Given task
Transcribe every line of the listing below without any deviation.

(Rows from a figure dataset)
-------

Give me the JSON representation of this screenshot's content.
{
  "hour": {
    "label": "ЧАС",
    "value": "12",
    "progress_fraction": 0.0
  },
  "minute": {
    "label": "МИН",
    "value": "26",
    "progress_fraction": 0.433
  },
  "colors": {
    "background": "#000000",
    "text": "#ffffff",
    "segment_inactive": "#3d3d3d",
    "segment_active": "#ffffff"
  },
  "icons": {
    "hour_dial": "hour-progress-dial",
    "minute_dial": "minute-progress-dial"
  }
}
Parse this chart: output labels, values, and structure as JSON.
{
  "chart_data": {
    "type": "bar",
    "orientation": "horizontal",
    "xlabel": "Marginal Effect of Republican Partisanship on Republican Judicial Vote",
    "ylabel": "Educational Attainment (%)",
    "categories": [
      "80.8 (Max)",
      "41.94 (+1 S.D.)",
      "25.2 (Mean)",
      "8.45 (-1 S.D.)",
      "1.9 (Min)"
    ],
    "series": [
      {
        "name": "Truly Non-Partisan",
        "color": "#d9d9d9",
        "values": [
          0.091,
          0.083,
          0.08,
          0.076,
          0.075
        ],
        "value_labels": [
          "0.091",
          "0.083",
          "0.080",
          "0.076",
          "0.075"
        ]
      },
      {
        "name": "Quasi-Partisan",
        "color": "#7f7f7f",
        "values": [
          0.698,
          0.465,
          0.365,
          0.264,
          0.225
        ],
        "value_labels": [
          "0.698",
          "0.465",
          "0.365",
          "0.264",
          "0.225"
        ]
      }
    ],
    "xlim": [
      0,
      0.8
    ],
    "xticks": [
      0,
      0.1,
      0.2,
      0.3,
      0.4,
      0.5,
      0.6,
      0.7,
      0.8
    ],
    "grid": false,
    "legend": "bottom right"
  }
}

-------

Solution below
Give me the JSON representation of this screenshot's content.
{
  "hour": {
    "label": "ЧАС",
    "value": "12",
    "progress_fraction": 0.0
  },
  "minute": {
    "label": "МИН",
    "value": "26",
    "progress_fraction": 0.433
  },
  "colors": {
    "background": "#000000",
    "text": "#ffffff",
    "segment_inactive": "#3d3d3d",
    "segment_active": "#ffffff"
  },
  "icons": {
    "hour_dial": "hour-progress-dial",
    "minute_dial": "minute-progress-dial"
  }
}
Parse this chart: output labels, values, and structure as JSON.
{
  "chart_data": {
    "type": "bar",
    "orientation": "horizontal",
    "xlabel": "Marginal Effect of Republican Partisanship on Republican Judicial Vote",
    "ylabel": "Educational Attainment (%)",
    "categories": [
      "80.8 (Max)",
      "41.94 (+1 S.D.)",
      "25.2 (Mean)",
      "8.45 (-1 S.D.)",
      "1.9 (Min)"
    ],
    "series": [
      {
        "name": "Truly Non-Partisan",
        "color": "#d9d9d9",
        "values": [
          0.091,
          0.083,
          0.08,
          0.076,
          0.075
        ],
        "value_labels": [
          "0.091",
          "0.083",
          "0.080",
          "0.076",
          "0.075"
        ]
      },
      {
        "name": "Quasi-Partisan",
        "color": "#7f7f7f",
        "values": [
          0.698,
          0.465,
          0.365,
          0.264,
          0.225
        ],
        "value_labels": [
          "0.698",
          "0.465",
          "0.365",
          "0.264",
          "0.225"
        ]
      }
    ],
    "xlim": [
      0,
      0.8
    ],
    "xticks": [
      0,
      0.1,
      0.2,
      0.3,
      0.4,
      0.5,
      0.6,
      0.7,
      0.8
    ],
    "grid": false,
    "legend": "bottom right"
  }
}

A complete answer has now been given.